> **YOUR INSTRUCTIONS**:
Print the entries below in their entirety, exactly as they are written.

> **Records that describe figures**:
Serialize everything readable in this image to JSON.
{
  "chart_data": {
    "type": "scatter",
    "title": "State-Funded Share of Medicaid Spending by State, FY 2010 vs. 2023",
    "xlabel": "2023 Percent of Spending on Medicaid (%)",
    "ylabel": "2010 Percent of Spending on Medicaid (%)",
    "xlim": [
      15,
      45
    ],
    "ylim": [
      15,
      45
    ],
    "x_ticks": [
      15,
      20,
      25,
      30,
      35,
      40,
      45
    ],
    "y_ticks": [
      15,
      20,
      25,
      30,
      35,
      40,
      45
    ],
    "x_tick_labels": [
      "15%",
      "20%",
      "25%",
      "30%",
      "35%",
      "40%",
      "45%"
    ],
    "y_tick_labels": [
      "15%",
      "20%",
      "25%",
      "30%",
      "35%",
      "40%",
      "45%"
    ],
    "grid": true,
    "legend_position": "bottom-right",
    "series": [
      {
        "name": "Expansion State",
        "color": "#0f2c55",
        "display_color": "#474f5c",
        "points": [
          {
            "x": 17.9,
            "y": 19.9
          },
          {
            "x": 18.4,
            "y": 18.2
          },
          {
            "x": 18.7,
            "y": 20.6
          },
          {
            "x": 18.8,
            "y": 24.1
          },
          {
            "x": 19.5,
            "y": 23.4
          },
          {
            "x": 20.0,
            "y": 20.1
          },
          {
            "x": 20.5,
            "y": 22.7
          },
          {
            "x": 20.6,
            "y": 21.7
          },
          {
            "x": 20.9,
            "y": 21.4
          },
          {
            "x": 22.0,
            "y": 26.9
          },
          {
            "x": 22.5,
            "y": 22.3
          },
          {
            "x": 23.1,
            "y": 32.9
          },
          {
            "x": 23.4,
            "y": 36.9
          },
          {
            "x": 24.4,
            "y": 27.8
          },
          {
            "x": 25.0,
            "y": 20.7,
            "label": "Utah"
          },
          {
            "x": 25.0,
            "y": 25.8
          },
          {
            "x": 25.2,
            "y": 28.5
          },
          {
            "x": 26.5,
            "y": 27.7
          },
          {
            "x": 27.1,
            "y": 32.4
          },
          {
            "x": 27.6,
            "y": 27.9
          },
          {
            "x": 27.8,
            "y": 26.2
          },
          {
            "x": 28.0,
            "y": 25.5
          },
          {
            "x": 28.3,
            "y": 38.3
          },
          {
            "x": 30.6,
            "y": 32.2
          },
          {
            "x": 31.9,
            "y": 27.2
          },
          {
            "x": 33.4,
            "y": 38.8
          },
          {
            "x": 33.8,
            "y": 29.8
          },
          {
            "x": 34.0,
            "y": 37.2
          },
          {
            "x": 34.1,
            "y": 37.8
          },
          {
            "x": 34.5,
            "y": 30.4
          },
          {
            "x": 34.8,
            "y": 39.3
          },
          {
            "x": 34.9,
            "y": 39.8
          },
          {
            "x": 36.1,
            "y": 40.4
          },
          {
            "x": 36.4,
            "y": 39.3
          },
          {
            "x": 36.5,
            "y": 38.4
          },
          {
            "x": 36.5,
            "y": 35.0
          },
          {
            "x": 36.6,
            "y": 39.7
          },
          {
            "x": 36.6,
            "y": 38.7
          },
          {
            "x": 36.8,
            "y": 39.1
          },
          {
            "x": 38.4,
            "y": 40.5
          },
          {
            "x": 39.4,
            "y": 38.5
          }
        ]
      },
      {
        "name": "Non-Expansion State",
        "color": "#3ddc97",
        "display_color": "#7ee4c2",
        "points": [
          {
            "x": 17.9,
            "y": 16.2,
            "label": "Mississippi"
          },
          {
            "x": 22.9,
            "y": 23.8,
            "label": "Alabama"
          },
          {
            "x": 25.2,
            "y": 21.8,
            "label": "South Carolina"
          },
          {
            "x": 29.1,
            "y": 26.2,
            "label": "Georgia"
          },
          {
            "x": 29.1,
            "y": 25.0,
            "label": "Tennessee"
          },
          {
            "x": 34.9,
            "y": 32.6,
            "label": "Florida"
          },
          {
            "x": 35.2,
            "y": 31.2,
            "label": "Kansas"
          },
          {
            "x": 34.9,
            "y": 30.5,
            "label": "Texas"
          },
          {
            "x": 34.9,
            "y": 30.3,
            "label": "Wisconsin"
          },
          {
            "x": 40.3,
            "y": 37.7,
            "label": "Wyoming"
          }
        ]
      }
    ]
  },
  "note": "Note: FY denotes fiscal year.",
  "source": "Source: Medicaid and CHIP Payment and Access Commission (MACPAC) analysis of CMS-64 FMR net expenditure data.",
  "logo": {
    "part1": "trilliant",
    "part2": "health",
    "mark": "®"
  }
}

> **ANSWER BELOW**:
Serialize everything readable in this image to JSON.
{
  "chart_data": {
    "type": "scatter",
    "title": "State-Funded Share of Medicaid Spending by State, FY 2010 vs. 2023",
    "xlabel": "2023 Percent of Spending on Medicaid (%)",
    "ylabel": "2010 Percent of Spending on Medicaid (%)",
    "xlim": [
      15,
      45
    ],
    "ylim": [
      15,
      45
    ],
    "x_ticks": [
      15,
      20,
      25,
      30,
      35,
      40,
      45
    ],
    "y_ticks": [
      15,
      20,
      25,
      30,
      35,
      40,
      45
    ],
    "x_tick_labels": [
      "15%",
      "20%",
      "25%",
      "30%",
      "35%",
      "40%",
      "45%"
    ],
    "y_tick_labels": [
      "15%",
      "20%",
      "25%",
      "30%",
      "35%",
      "40%",
      "45%"
    ],
    "grid": true,
    "legend_position": "bottom-right",
    "series": [
      {
        "name": "Expansion State",
        "color": "#0f2c55",
        "display_color": "#474f5c",
        "points": [
          {
            "x": 17.9,
            "y": 19.9
          },
          {
            "x": 18.4,
            "y": 18.2
          },
          {
            "x": 18.7,
            "y": 20.6
          },
          {
            "x": 18.8,
            "y": 24.1
          },
          {
            "x": 19.5,
            "y": 23.4
          },
          {
            "x": 20.0,
            "y": 20.1
          },
          {
            "x": 20.5,
            "y": 22.7
          },
          {
            "x": 20.6,
            "y": 21.7
          },
          {
            "x": 20.9,
            "y": 21.4
          },
          {
            "x": 22.0,
            "y": 26.9
          },
          {
            "x": 22.5,
            "y": 22.3
          },
          {
            "x": 23.1,
            "y": 32.9
          },
          {
            "x": 23.4,
            "y": 36.9
          },
          {
            "x": 24.4,
            "y": 27.8
          },
          {
            "x": 25.0,
            "y": 20.7,
            "label": "Utah"
          },
          {
            "x": 25.0,
            "y": 25.8
          },
          {
            "x": 25.2,
            "y": 28.5
          },
          {
            "x": 26.5,
            "y": 27.7
          },
          {
            "x": 27.1,
            "y": 32.4
          },
          {
            "x": 27.6,
            "y": 27.9
          },
          {
            "x": 27.8,
            "y": 26.2
          },
          {
            "x": 28.0,
            "y": 25.5
          },
          {
            "x": 28.3,
            "y": 38.3
          },
          {
            "x": 30.6,
            "y": 32.2
          },
          {
            "x": 31.9,
            "y": 27.2
          },
          {
            "x": 33.4,
            "y": 38.8
          },
          {
            "x": 33.8,
            "y": 29.8
          },
          {
            "x": 34.0,
            "y": 37.2
          },
          {
            "x": 34.1,
            "y": 37.8
          },
          {
            "x": 34.5,
            "y": 30.4
          },
          {
            "x": 34.8,
            "y": 39.3
          },
          {
            "x": 34.9,
            "y": 39.8
          },
          {
            "x": 36.1,
            "y": 40.4
          },
          {
            "x": 36.4,
            "y": 39.3
          },
          {
            "x": 36.5,
            "y": 38.4
          },
          {
            "x": 36.5,
            "y": 35.0
          },
          {
            "x": 36.6,
            "y": 39.7
          },
          {
            "x": 36.6,
            "y": 38.7
          },
          {
            "x": 36.8,
            "y": 39.1
          },
          {
            "x": 38.4,
            "y": 40.5
          },
          {
            "x": 39.4,
            "y": 38.5
          }
        ]
      },
      {
        "name": "Non-Expansion State",
        "color": "#3ddc97",
        "display_color": "#7ee4c2",
        "points": [
          {
            "x": 17.9,
            "y": 16.2,
            "label": "Mississippi"
          },
          {
            "x": 22.9,
            "y": 23.8,
            "label": "Alabama"
          },
          {
            "x": 25.2,
            "y": 21.8,
            "label": "South Carolina"
          },
          {
            "x": 29.1,
            "y": 26.2,
            "label": "Georgia"
          },
          {
            "x": 29.1,
            "y": 25.0,
            "label": "Tennessee"
          },
          {
            "x": 34.9,
            "y": 32.6,
            "label": "Florida"
          },
          {
            "x": 35.2,
            "y": 31.2,
            "label": "Kansas"
          },
          {
            "x": 34.9,
            "y": 30.5,
            "label": "Texas"
          },
          {
            "x": 34.9,
            "y": 30.3,
            "label": "Wisconsin"
          },
          {
            "x": 40.3,
            "y": 37.7,
            "label": "Wyoming"
          }
        ]
      }
    ]
  },
  "note": "Note: FY denotes fiscal year.",
  "source": "Source: Medicaid and CHIP Payment and Access Commission (MACPAC) analysis of CMS-64 FMR net expenditure data.",
  "logo": {
    "part1": "trilliant",
    "part2": "health",
    "mark": "®"
  }
}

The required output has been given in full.